(Extracted data entries)
--------------------------------------------------

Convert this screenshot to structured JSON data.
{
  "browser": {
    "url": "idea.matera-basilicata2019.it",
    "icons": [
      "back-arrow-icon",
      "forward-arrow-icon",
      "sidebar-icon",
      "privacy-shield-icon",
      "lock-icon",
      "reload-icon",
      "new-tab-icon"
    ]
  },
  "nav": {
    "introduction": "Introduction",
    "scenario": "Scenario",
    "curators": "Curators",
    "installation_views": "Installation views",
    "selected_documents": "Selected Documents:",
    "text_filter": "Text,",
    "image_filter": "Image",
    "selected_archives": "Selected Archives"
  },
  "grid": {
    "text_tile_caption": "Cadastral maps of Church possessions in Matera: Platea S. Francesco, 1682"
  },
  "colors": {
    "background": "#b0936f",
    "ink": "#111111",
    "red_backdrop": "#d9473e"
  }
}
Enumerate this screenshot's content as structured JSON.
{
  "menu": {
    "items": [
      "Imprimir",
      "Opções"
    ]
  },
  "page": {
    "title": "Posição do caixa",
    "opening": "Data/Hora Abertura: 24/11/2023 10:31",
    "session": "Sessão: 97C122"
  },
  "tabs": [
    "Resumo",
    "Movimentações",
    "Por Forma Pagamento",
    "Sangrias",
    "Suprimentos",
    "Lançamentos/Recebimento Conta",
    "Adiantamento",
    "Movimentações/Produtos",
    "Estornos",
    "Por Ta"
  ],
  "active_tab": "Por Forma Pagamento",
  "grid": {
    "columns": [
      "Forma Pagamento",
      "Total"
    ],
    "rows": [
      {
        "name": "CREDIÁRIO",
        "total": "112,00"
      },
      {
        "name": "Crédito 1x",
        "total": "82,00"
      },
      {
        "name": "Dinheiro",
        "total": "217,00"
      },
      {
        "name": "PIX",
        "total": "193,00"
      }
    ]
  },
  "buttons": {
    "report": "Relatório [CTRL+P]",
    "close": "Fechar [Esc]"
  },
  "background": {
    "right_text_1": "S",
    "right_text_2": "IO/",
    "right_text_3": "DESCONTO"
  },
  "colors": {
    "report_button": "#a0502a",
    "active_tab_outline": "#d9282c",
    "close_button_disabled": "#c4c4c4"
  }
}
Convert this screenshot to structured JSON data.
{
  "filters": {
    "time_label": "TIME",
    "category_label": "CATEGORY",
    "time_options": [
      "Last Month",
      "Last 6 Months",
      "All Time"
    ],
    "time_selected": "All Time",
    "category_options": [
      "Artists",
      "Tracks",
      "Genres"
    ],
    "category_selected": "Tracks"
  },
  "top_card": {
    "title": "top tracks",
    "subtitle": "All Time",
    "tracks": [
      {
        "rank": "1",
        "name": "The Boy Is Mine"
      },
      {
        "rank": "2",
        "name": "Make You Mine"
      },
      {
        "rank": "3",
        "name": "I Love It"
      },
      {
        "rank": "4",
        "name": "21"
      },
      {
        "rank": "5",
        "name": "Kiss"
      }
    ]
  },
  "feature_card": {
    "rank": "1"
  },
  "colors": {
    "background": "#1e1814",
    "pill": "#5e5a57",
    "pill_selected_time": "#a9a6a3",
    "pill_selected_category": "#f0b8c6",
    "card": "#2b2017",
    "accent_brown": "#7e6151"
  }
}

--------------------------------------------------

• [Directive]: Exactly reproduce all of the entries.

• [Complete output]:
Convert this screenshot to structured JSON data.
{
  "browser": {
    "url": "idea.matera-basilicata2019.it",
    "icons": [
      "back-arrow-icon",
      "forward-arrow-icon",
      "sidebar-icon",
      "privacy-shield-icon",
      "lock-icon",
      "reload-icon",
      "new-tab-icon"
    ]
  },
  "nav": {
    "introduction": "Introduction",
    "scenario": "Scenario",
    "curators": "Curators",
    "installation_views": "Installation views",
    "selected_documents": "Selected Documents:",
    "text_filter": "Text,",
    "image_filter": "Image",
    "selected_archives": "Selected Archives"
  },
  "grid": {
    "text_tile_caption": "Cadastral maps of Church possessions in Matera: Platea S. Francesco, 1682"
  },
  "colors": {
    "background": "#b0936f",
    "ink": "#111111",
    "red_backdrop": "#d9473e"
  }
}
Enumerate this screenshot's content as structured JSON.
{
  "menu": {
    "items": [
      "Imprimir",
      "Opções"
    ]
  },
  "page": {
    "title": "Posição do caixa",
    "opening": "Data/Hora Abertura: 24/11/2023 10:31",
    "session": "Sessão: 97C122"
  },
  "tabs": [
    "Resumo",
    "Movimentações",
    "Por Forma Pagamento",
    "Sangrias",
    "Suprimentos",
    "Lançamentos/Recebimento Conta",
    "Adiantamento",
    "Movimentações/Produtos",
    "Estornos",
    "Por Ta"
  ],
  "active_tab": "Por Forma Pagamento",
  "grid": {
    "columns": [
      "Forma Pagamento",
      "Total"
    ],
    "rows": [
      {
        "name": "CREDIÁRIO",
        "total": "112,00"
      },
      {
        "name": "Crédito 1x",
        "total": "82,00"
      },
      {
        "name": "Dinheiro",
        "total": "217,00"
      },
      {
        "name": "PIX",
        "total": "193,00"
      }
    ]
  },
  "buttons": {
    "report": "Relatório [CTRL+P]",
    "close": "Fechar [Esc]"
  },
  "background": {
    "right_text_1": "S",
    "right_text_2": "IO/",
    "right_text_3": "DESCONTO"
  },
  "colors": {
    "report_button": "#a0502a",
    "active_tab_outline": "#d9282c",
    "close_button_disabled": "#c4c4c4"
  }
}
Convert this screenshot to structured JSON data.
{
  "filters": {
    "time_label": "TIME",
    "category_label": "CATEGORY",
    "time_options": [
      "Last Month",
      "Last 6 Months",
      "All Time"
    ],
    "time_selected": "All Time",
    "category_options": [
      "Artists",
      "Tracks",
      "Genres"
    ],
    "category_selected": "Tracks"
  },
  "top_card": {
    "title": "top tracks",
    "subtitle": "All Time",
    "tracks": [
      {
        "rank": "1",
        "name": "The Boy Is Mine"
      },
      {
        "rank": "2",
        "name": "Make You Mine"
      },
      {
        "rank": "3",
        "name": "I Love It"
      },
      {
        "rank": "4",
        "name": "21"
      },
      {
        "rank": "5",
        "name": "Kiss"
      }
    ]
  },
  "feature_card": {
    "rank": "1"
  },
  "colors": {
    "background": "#1e1814",
    "pill": "#5e5a57",
    "pill_selected_time": "#a9a6a3",
    "pill_selected_category": "#f0b8c6",
    "card": "#2b2017",
    "accent_brown": "#7e6151"
  }
}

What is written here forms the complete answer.